INSTRUCTION » Repeat each entry in full, exactly.

--- start of PROVIDED RECORDS ---

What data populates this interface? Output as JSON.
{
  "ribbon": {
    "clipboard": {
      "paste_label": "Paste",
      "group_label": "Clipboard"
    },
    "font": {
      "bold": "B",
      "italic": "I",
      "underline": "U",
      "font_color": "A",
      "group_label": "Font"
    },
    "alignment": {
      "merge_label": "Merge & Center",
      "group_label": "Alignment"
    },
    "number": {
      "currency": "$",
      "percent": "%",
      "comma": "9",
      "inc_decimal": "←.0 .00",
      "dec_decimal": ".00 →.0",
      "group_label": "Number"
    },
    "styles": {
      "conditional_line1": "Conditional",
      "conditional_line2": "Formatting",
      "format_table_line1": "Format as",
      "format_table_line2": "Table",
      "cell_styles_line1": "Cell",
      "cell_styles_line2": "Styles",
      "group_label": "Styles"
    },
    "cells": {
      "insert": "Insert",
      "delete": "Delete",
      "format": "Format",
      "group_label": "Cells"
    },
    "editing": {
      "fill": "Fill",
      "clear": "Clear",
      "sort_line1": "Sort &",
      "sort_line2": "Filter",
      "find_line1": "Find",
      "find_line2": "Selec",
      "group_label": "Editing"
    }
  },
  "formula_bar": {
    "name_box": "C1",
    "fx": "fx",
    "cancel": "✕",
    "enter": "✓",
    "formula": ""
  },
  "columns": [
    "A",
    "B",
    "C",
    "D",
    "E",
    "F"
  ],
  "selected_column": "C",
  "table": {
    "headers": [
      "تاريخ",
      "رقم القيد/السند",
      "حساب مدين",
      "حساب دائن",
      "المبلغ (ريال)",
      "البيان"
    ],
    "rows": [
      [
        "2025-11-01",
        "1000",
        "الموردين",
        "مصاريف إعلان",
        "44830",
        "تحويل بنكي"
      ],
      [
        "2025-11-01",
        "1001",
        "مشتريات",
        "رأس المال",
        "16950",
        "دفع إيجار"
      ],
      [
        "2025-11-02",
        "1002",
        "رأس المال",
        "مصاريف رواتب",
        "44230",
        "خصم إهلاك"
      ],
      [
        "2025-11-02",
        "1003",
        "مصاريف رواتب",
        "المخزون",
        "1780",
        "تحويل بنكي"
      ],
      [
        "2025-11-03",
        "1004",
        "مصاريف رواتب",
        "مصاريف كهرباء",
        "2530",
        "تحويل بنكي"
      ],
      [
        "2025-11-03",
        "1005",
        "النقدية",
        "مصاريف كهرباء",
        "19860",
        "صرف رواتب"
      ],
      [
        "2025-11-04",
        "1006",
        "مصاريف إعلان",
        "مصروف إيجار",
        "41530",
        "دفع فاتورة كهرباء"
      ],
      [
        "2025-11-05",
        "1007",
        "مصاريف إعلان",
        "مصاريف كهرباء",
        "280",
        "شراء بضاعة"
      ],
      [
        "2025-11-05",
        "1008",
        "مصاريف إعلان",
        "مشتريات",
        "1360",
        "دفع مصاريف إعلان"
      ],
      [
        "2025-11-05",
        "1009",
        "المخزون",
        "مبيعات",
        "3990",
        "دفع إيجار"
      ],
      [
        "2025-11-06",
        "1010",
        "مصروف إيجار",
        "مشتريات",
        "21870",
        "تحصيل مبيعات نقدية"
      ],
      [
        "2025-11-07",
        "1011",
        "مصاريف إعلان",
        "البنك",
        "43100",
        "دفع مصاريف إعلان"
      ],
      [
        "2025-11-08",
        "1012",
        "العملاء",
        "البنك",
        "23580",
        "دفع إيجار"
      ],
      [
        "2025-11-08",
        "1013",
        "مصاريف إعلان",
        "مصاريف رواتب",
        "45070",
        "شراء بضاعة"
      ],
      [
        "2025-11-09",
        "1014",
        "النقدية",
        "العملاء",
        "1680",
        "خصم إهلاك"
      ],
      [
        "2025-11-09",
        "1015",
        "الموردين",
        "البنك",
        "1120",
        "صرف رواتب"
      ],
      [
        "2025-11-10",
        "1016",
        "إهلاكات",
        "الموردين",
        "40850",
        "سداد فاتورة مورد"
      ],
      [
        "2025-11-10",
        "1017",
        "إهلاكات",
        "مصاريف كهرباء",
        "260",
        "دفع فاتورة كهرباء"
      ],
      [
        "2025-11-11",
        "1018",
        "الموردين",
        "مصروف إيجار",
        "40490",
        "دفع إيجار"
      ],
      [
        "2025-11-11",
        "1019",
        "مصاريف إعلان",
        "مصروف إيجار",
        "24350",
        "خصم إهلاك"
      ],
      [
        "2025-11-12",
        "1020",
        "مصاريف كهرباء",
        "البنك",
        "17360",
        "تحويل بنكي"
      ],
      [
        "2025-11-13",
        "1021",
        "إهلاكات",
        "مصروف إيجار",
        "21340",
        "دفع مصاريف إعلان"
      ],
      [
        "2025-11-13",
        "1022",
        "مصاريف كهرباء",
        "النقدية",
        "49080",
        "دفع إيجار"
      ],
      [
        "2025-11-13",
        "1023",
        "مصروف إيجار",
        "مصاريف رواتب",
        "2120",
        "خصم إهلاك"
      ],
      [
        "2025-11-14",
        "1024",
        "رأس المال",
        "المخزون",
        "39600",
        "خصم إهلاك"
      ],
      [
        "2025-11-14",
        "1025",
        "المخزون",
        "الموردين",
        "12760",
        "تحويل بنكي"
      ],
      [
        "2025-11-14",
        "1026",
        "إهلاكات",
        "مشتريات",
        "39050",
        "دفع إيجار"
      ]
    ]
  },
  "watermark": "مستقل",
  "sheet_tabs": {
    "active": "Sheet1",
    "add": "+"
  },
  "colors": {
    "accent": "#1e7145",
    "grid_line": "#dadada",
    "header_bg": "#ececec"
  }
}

--- end of PROVIDED RECORDS ---

FULL RESPONSE »
What data populates this interface? Output as JSON.
{
  "ribbon": {
    "clipboard": {
      "paste_label": "Paste",
      "group_label": "Clipboard"
    },
    "font": {
      "bold": "B",
      "italic": "I",
      "underline": "U",
      "font_color": "A",
      "group_label": "Font"
    },
    "alignment": {
      "merge_label": "Merge & Center",
      "group_label": "Alignment"
    },
    "number": {
      "currency": "$",
      "percent": "%",
      "comma": "9",
      "inc_decimal": "←.0 .00",
      "dec_decimal": ".00 →.0",
      "group_label": "Number"
    },
    "styles": {
      "conditional_line1": "Conditional",
      "conditional_line2": "Formatting",
      "format_table_line1": "Format as",
      "format_table_line2": "Table",
      "cell_styles_line1": "Cell",
      "cell_styles_line2": "Styles",
      "group_label": "Styles"
    },
    "cells": {
      "insert": "Insert",
      "delete": "Delete",
      "format": "Format",
      "group_label": "Cells"
    },
    "editing": {
      "fill": "Fill",
      "clear": "Clear",
      "sort_line1": "Sort &",
      "sort_line2": "Filter",
      "find_line1": "Find",
      "find_line2": "Selec",
      "group_label": "Editing"
    }
  },
  "formula_bar": {
    "name_box": "C1",
    "fx": "fx",
    "cancel": "✕",
    "enter": "✓",
    "formula": ""
  },
  "columns": [
    "A",
    "B",
    "C",
    "D",
    "E",
    "F"
  ],
  "selected_column": "C",
  "table": {
    "headers": [
      "تاريخ",
      "رقم القيد/السند",
      "حساب مدين",
      "حساب دائن",
      "المبلغ (ريال)",
      "البيان"
    ],
    "rows": [
      [
        "2025-11-01",
        "1000",
        "الموردين",
        "مصاريف إعلان",
        "44830",
        "تحويل بنكي"
      ],
      [
        "2025-11-01",
        "1001",
        "مشتريات",
        "رأس المال",
        "16950",
        "دفع إيجار"
      ],
      [
        "2025-11-02",
        "1002",
        "رأس المال",
        "مصاريف رواتب",
        "44230",
        "خصم إهلاك"
      ],
      [
        "2025-11-02",
        "1003",
        "مصاريف رواتب",
        "المخزون",
        "1780",
        "تحويل بنكي"
      ],
      [
        "2025-11-03",
        "1004",
        "مصاريف رواتب",
        "مصاريف كهرباء",
        "2530",
        "تحويل بنكي"
      ],
      [
        "2025-11-03",
        "1005",
        "النقدية",
        "مصاريف كهرباء",
        "19860",
        "صرف رواتب"
      ],
      [
        "2025-11-04",
        "1006",
        "مصاريف إعلان",
        "مصروف إيجار",
        "41530",
        "دفع فاتورة كهرباء"
      ],
      [
        "2025-11-05",
        "1007",
        "مصاريف إعلان",
        "مصاريف كهرباء",
        "280",
        "شراء بضاعة"
      ],
      [
        "2025-11-05",
        "1008",
        "مصاريف إعلان",
        "مشتريات",
        "1360",
        "دفع مصاريف إعلان"
      ],
      [
        "2025-11-05",
        "1009",
        "المخزون",
        "مبيعات",
        "3990",
        "دفع إيجار"
      ],
      [
        "2025-11-06",
        "1010",
        "مصروف إيجار",
        "مشتريات",
        "21870",
        "تحصيل مبيعات نقدية"
      ],
      [
        "2025-11-07",
        "1011",
        "مصاريف إعلان",
        "البنك",
        "43100",
        "دفع مصاريف إعلان"
      ],
      [
        "2025-11-08",
        "1012",
        "العملاء",
        "البنك",
        "23580",
        "دفع إيجار"
      ],
      [
        "2025-11-08",
        "1013",
        "مصاريف إعلان",
        "مصاريف رواتب",
        "45070",
        "شراء بضاعة"
      ],
      [
        "2025-11-09",
        "1014",
        "النقدية",
        "العملاء",
        "1680",
        "خصم إهلاك"
      ],
      [
        "2025-11-09",
        "1015",
        "الموردين",
        "البنك",
        "1120",
        "صرف رواتب"
      ],
      [
        "2025-11-10",
        "1016",
        "إهلاكات",
        "الموردين",
        "40850",
        "سداد فاتورة مورد"
      ],
      [
        "2025-11-10",
        "1017",
        "إهلاكات",
        "مصاريف كهرباء",
        "260",
        "دفع فاتورة كهرباء"
      ],
      [
        "2025-11-11",
        "1018",
        "الموردين",
        "مصروف إيجار",
        "40490",
        "دفع إيجار"
      ],
      [
        "2025-11-11",
        "1019",
        "مصاريف إعلان",
        "مصروف إيجار",
        "24350",
        "خصم إهلاك"
      ],
      [
        "2025-11-12",
        "1020",
        "مصاريف كهرباء",
        "البنك",
        "17360",
        "تحويل بنكي"
      ],
      [
        "2025-11-13",
        "1021",
        "إهلاكات",
        "مصروف إيجار",
        "21340",
        "دفع مصاريف إعلان"
      ],
      [
        "2025-11-13",
        "1022",
        "مصاريف كهرباء",
        "النقدية",
        "49080",
        "دفع إيجار"
      ],
      [
        "2025-11-13",
        "1023",
        "مصروف إيجار",
        "مصاريف رواتب",
        "2120",
        "خصم إهلاك"
      ],
      [
        "2025-11-14",
        "1024",
        "رأس المال",
        "المخزون",
        "39600",
        "خصم إهلاك"
      ],
      [
        "2025-11-14",
        "1025",
        "المخزون",
        "الموردين",
        "12760",
        "تحويل بنكي"
      ],
      [
        "2025-11-14",
        "1026",
        "إهلاكات",
        "مشتريات",
        "39050",
        "دفع إيجار"
      ]
    ]
  },
  "watermark": "مستقل",
  "sheet_tabs": {
    "active": "Sheet1",
    "add": "+"
  },
  "colors": {
    "accent": "#1e7145",
    "grid_line": "#dadada",
    "header_bg": "#ececec"
  }
}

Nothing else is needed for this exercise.